Quote exactly the lines from the one with "Extract the structured" to the end of the data, both included; omit the pictures.
** Begin **
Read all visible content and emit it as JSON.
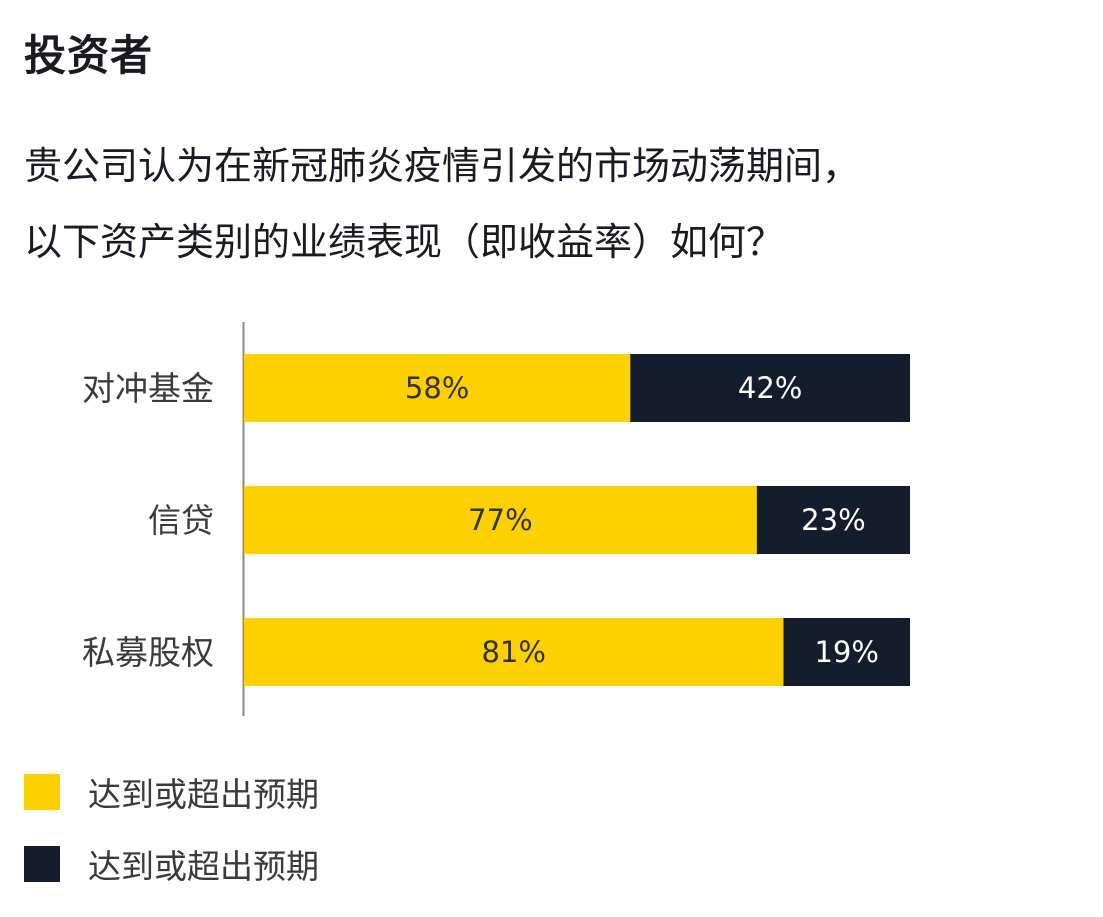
{
  "header": {
    "title": "投资者",
    "subtitle_line1": "贵公司认为在新冠肺炎疫情引发的市场动荡期间，",
    "subtitle_line2": "以下资产类别的业绩表现（即收益率）如何？"
  },
  "colors": {
    "series_1": "#FDD000",
    "series_2": "#151C2C",
    "text_on_light": "#333333",
    "text_on_dark": "#FFFFFF",
    "axis": "#888888"
  },
  "chart_data": {
    "type": "bar",
    "orientation": "horizontal",
    "stacked": true,
    "categories": [
      "对冲基金",
      "信贷",
      "私募股权"
    ],
    "series": [
      {
        "name": "达到或超出预期",
        "values": [
          58,
          77,
          81
        ],
        "labels": [
          "58%",
          "77%",
          "81%"
        ]
      },
      {
        "name": "达到或超出预期",
        "values": [
          42,
          23,
          19
        ],
        "labels": [
          "42%",
          "23%",
          "19%"
        ]
      }
    ],
    "xlim": [
      0,
      100
    ],
    "unit": "%",
    "grid": false,
    "legend_position": "bottom-left"
  },
  "legend": {
    "items": [
      {
        "label": "达到或超出预期"
      },
      {
        "label": "达到或超出预期"
      }
    ]
  }
}
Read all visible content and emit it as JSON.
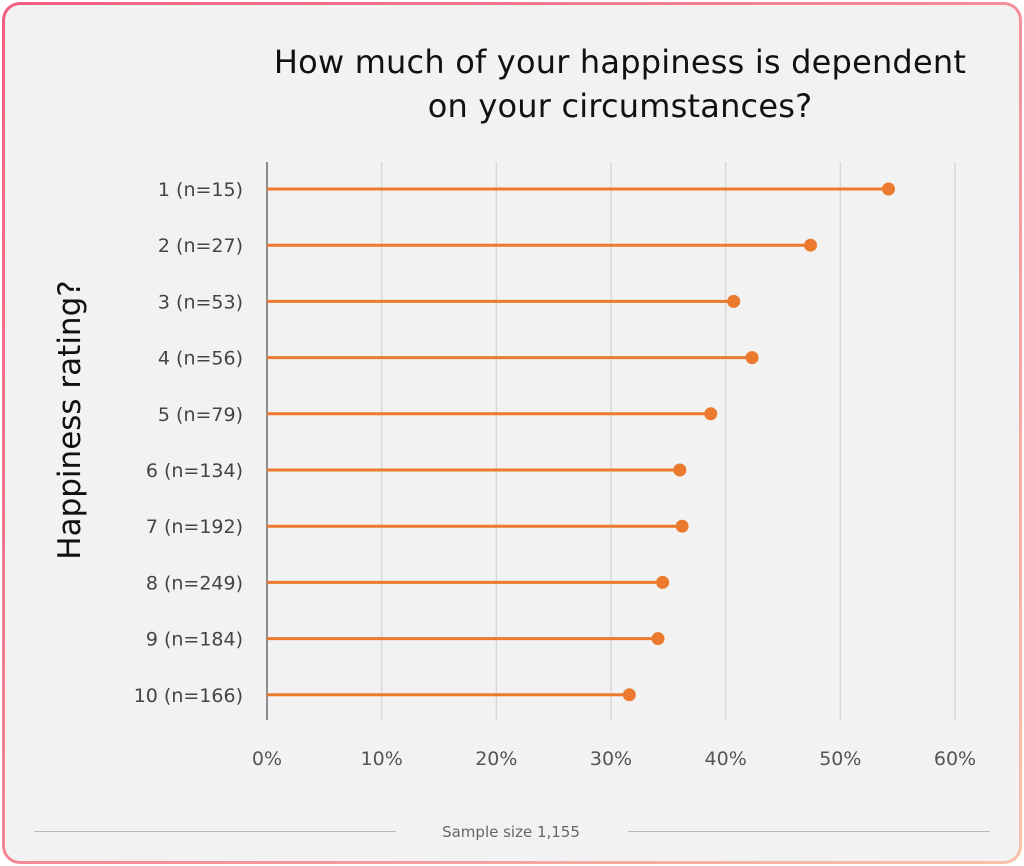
{
  "chart_data": {
    "type": "lollipop",
    "title": "How much of your happiness is dependent on your circumstances?",
    "title_lines": [
      "How much of your happiness is dependent",
      "on your circumstances?"
    ],
    "ylabel": "Happiness rating?",
    "xlabel": "",
    "xlim": [
      0,
      60
    ],
    "x_ticks": [
      "0%",
      "10%",
      "20%",
      "30%",
      "40%",
      "50%",
      "60%"
    ],
    "x_tick_values": [
      0,
      10,
      20,
      30,
      40,
      50,
      60
    ],
    "grid": "vertical",
    "categories": [
      "1 (n=15)",
      "2 (n=27)",
      "3 (n=53)",
      "4 (n=56)",
      "5 (n=79)",
      "6 (n=134)",
      "7 (n=192)",
      "8 (n=249)",
      "9 (n=184)",
      "10 (n=166)"
    ],
    "series": [
      {
        "values": [
          54.2,
          47.4,
          40.7,
          42.3,
          38.7,
          36.0,
          36.2,
          34.5,
          34.1,
          31.6
        ]
      }
    ],
    "color": "#ec7a2e"
  },
  "footer": {
    "sample_size": "Sample size 1,155"
  }
}
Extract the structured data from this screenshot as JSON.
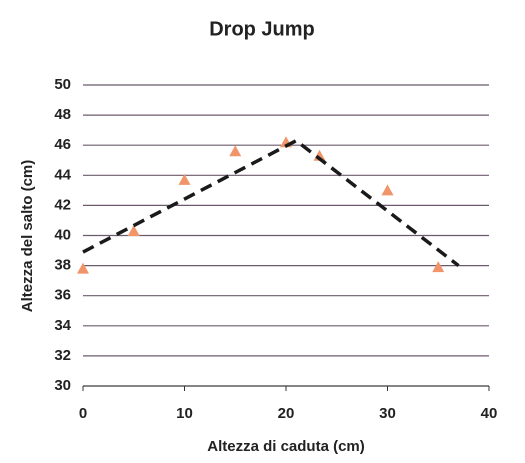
{
  "chart_data": {
    "type": "scatter",
    "title": "Drop Jump",
    "x_label": "Altezza di caduta (cm)",
    "y_label": "Altezza del salto (cm)",
    "xlim": [
      0,
      40
    ],
    "xticks": [
      0,
      10,
      20,
      30,
      40
    ],
    "ylim": [
      30,
      50
    ],
    "yticks": [
      30,
      32,
      34,
      36,
      38,
      40,
      42,
      44,
      46,
      48,
      50
    ],
    "grid": true,
    "grid_color": "#6b5a6e",
    "series": [
      {
        "kind": "markers",
        "marker": "triangle",
        "color": "#f0956a",
        "x": [
          0,
          5,
          10,
          15,
          20,
          23.3,
          30,
          35
        ],
        "values": [
          37.8,
          40.3,
          43.7,
          45.6,
          46.2,
          45.3,
          43.0,
          37.9
        ]
      },
      {
        "kind": "dashed-line",
        "color": "#1a1a1a",
        "x": [
          0,
          21,
          37
        ],
        "values": [
          38.9,
          46.3,
          38.0
        ]
      }
    ]
  }
}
** End **
■ Output of the task:
Extract the structured data from this screenshot as JSON.
{
  "chart_data": {
    "type": "scatter",
    "title": "Drop Jump",
    "x_label": "Altezza di caduta (cm)",
    "y_label": "Altezza del salto (cm)",
    "xlim": [
      0,
      40
    ],
    "xticks": [
      0,
      10,
      20,
      30,
      40
    ],
    "ylim": [
      30,
      50
    ],
    "yticks": [
      30,
      32,
      34,
      36,
      38,
      40,
      42,
      44,
      46,
      48,
      50
    ],
    "grid": true,
    "grid_color": "#6b5a6e",
    "series": [
      {
        "kind": "markers",
        "marker": "triangle",
        "color": "#f0956a",
        "x": [
          0,
          5,
          10,
          15,
          20,
          23.3,
          30,
          35
        ],
        "values": [
          37.8,
          40.3,
          43.7,
          45.6,
          46.2,
          45.3,
          43.0,
          37.9
        ]
      },
      {
        "kind": "dashed-line",
        "color": "#1a1a1a",
        "x": [
          0,
          21,
          37
        ],
        "values": [
          38.9,
          46.3,
          38.0
        ]
      }
    ]
  }
}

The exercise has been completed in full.